====== EXTRACTED RECORDS
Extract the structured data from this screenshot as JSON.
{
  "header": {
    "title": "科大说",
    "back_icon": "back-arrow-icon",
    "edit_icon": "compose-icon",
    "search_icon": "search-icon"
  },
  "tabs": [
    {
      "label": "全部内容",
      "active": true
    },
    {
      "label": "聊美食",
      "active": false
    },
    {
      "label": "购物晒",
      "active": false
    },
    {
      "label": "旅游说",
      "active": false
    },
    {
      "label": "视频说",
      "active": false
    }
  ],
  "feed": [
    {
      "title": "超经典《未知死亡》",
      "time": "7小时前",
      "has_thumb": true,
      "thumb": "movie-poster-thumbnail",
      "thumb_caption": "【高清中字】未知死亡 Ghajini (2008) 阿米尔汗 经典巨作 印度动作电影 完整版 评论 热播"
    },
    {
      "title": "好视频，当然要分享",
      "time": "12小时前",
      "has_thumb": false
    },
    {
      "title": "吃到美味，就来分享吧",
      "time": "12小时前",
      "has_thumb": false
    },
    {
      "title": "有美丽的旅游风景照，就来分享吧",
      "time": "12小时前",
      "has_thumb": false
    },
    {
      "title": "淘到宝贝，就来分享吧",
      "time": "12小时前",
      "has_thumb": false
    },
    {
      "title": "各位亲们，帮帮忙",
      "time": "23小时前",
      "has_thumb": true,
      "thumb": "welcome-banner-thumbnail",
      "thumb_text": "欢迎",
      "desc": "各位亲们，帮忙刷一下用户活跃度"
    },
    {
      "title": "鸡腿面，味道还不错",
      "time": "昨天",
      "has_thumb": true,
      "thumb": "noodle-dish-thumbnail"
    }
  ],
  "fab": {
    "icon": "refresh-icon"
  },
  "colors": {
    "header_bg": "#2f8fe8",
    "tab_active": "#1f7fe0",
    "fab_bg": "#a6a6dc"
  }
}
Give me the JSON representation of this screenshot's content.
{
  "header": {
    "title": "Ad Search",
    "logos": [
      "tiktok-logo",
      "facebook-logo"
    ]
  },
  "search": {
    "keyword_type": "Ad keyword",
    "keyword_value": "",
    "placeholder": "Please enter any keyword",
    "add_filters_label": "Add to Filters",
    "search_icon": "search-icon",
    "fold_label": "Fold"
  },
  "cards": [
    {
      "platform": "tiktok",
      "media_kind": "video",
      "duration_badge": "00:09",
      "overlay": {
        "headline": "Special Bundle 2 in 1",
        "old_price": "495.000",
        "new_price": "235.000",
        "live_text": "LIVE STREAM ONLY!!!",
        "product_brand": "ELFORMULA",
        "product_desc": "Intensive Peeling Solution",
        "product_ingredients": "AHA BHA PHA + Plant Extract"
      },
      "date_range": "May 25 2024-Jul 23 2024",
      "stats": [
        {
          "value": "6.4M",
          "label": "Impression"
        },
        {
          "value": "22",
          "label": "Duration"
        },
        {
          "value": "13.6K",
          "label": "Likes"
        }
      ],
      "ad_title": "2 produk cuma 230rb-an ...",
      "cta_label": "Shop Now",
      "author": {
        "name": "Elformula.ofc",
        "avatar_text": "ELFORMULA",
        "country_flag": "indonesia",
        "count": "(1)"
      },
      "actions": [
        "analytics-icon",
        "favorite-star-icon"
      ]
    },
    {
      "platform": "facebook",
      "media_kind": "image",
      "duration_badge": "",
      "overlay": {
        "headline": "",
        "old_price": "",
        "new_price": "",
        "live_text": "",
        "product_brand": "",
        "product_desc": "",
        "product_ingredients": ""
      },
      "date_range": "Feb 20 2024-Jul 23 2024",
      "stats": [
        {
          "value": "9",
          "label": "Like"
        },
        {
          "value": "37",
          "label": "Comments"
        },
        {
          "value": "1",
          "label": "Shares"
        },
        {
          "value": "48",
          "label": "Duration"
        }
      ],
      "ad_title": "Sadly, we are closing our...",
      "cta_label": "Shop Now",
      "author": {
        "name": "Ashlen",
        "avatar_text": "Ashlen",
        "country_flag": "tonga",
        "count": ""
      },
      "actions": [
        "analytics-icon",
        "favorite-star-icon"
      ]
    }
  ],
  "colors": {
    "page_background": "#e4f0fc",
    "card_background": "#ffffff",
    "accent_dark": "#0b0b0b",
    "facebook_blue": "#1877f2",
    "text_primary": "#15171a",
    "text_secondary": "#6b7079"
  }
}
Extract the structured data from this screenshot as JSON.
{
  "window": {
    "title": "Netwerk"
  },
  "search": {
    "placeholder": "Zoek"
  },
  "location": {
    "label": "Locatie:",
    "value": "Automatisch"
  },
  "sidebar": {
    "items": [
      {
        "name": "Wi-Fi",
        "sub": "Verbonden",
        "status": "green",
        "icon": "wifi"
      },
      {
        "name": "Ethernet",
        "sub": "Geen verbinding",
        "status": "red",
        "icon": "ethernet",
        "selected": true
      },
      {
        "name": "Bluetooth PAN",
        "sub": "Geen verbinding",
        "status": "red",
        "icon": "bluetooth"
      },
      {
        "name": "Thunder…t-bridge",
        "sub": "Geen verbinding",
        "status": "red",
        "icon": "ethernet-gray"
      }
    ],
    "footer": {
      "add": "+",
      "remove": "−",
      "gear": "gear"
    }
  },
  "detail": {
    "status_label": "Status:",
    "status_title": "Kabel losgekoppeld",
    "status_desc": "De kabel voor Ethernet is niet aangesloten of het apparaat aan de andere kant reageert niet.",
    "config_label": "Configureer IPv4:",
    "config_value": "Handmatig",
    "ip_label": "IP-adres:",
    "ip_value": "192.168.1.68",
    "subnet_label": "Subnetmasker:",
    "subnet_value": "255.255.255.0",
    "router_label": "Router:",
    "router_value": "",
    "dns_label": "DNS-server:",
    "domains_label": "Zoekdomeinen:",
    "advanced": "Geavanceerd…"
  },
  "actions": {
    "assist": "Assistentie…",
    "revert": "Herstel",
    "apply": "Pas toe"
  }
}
============
Looking at the records above, report how many lines contain the word "placeholder". Answer with the number only.

2